- **AVAILABLE DATA**:
====
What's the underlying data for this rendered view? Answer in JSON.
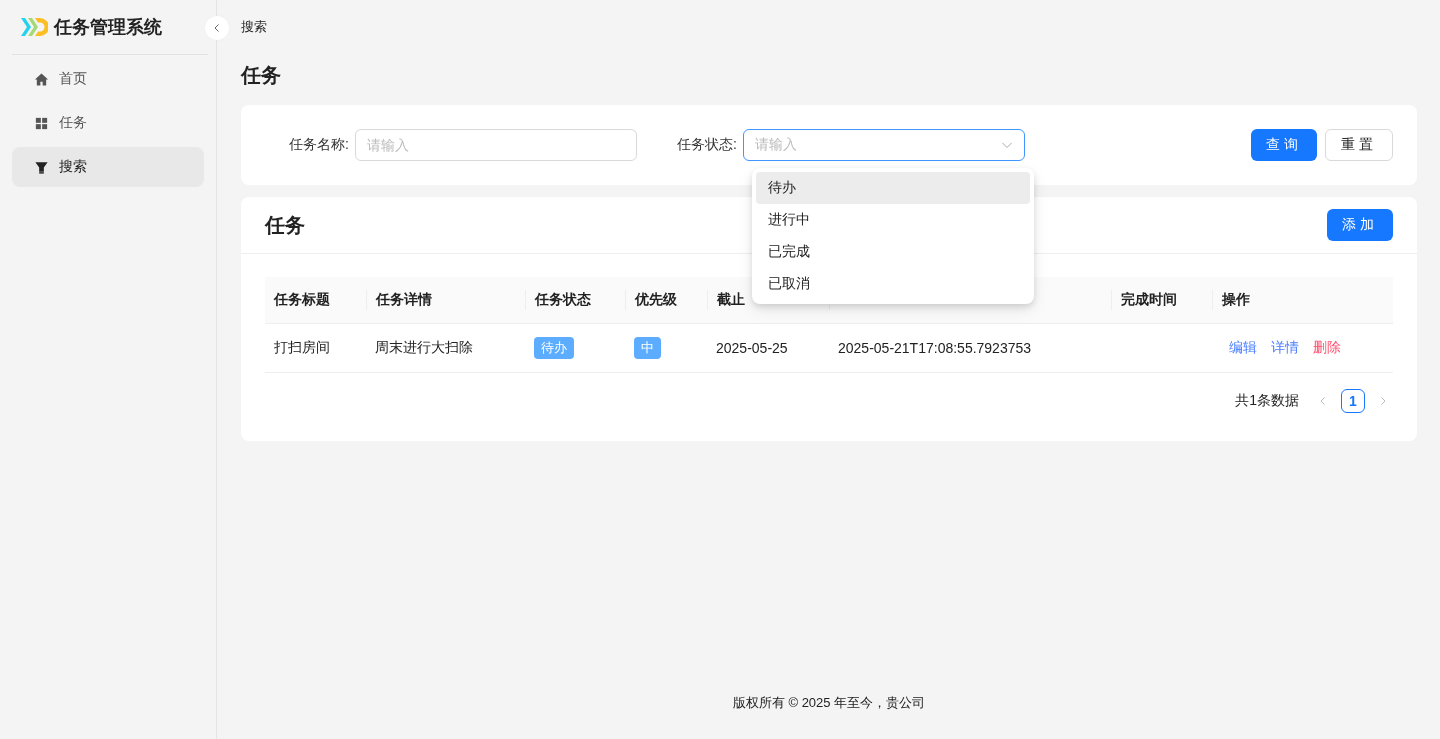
{
  "sidebar": {
    "logo_text": "任务管理系统",
    "items": [
      {
        "label": "首页",
        "selected": false
      },
      {
        "label": "任务",
        "selected": false
      },
      {
        "label": "搜索",
        "selected": true
      }
    ]
  },
  "breadcrumb": "搜索",
  "page_title": "任务",
  "search_form": {
    "fields": [
      {
        "label": "任务名称:",
        "placeholder": "请输入",
        "kind": "input",
        "focused": false
      },
      {
        "label": "任务状态:",
        "placeholder": "请输入",
        "kind": "select",
        "focused": true
      }
    ],
    "buttons": [
      {
        "label": "查询",
        "kind": "primary"
      },
      {
        "label": "重置",
        "kind": "default"
      }
    ]
  },
  "dropdown": {
    "options": [
      {
        "label": "待办",
        "selected": true
      },
      {
        "label": "进行中",
        "selected": false
      },
      {
        "label": "已完成",
        "selected": false
      },
      {
        "label": "已取消",
        "selected": false
      }
    ]
  },
  "table_card": {
    "title": "任务",
    "add_button": "添加",
    "columns": [
      "任务标题",
      "任务详情",
      "任务状态",
      "优先级",
      "截止",
      null,
      "完成时间",
      "操作"
    ],
    "rows": [
      {
        "title": "打扫房间",
        "detail": "周末进行大扫除",
        "status": "待办",
        "priority": "中",
        "deadline": "2025-05-25",
        "created": "2025-05-21T17:08:55.7923753",
        "completed": null,
        "actions": [
          {
            "label": "编辑",
            "kind": "link"
          },
          {
            "label": "详情",
            "kind": "link"
          },
          {
            "label": "删除",
            "kind": "danger"
          }
        ]
      }
    ],
    "pagination": {
      "total": "共1条数据",
      "prev_disabled": true,
      "next_disabled": true,
      "pages": [
        {
          "label": "1",
          "selected": true
        }
      ]
    }
  },
  "footer": "版权所有 © 2025 年至今，贵公司"
}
====
- **SHORT PROBLEM**: Quote the data exactly, leaving every image out of the copy.

- **COMPLETED TASK**:
What's the underlying data for this rendered view? Answer in JSON.
{
  "sidebar": {
    "logo_text": "任务管理系统",
    "items": [
      {
        "label": "首页",
        "selected": false
      },
      {
        "label": "任务",
        "selected": false
      },
      {
        "label": "搜索",
        "selected": true
      }
    ]
  },
  "breadcrumb": "搜索",
  "page_title": "任务",
  "search_form": {
    "fields": [
      {
        "label": "任务名称:",
        "placeholder": "请输入",
        "kind": "input",
        "focused": false
      },
      {
        "label": "任务状态:",
        "placeholder": "请输入",
        "kind": "select",
        "focused": true
      }
    ],
    "buttons": [
      {
        "label": "查询",
        "kind": "primary"
      },
      {
        "label": "重置",
        "kind": "default"
      }
    ]
  },
  "dropdown": {
    "options": [
      {
        "label": "待办",
        "selected": true
      },
      {
        "label": "进行中",
        "selected": false
      },
      {
        "label": "已完成",
        "selected": false
      },
      {
        "label": "已取消",
        "selected": false
      }
    ]
  },
  "table_card": {
    "title": "任务",
    "add_button": "添加",
    "columns": [
      "任务标题",
      "任务详情",
      "任务状态",
      "优先级",
      "截止",
      null,
      "完成时间",
      "操作"
    ],
    "rows": [
      {
        "title": "打扫房间",
        "detail": "周末进行大扫除",
        "status": "待办",
        "priority": "中",
        "deadline": "2025-05-25",
        "created": "2025-05-21T17:08:55.7923753",
        "completed": null,
        "actions": [
          {
            "label": "编辑",
            "kind": "link"
          },
          {
            "label": "详情",
            "kind": "link"
          },
          {
            "label": "删除",
            "kind": "danger"
          }
        ]
      }
    ],
    "pagination": {
      "total": "共1条数据",
      "prev_disabled": true,
      "next_disabled": true,
      "pages": [
        {
          "label": "1",
          "selected": true
        }
      ]
    }
  },
  "footer": "版权所有 © 2025 年至今，贵公司"
}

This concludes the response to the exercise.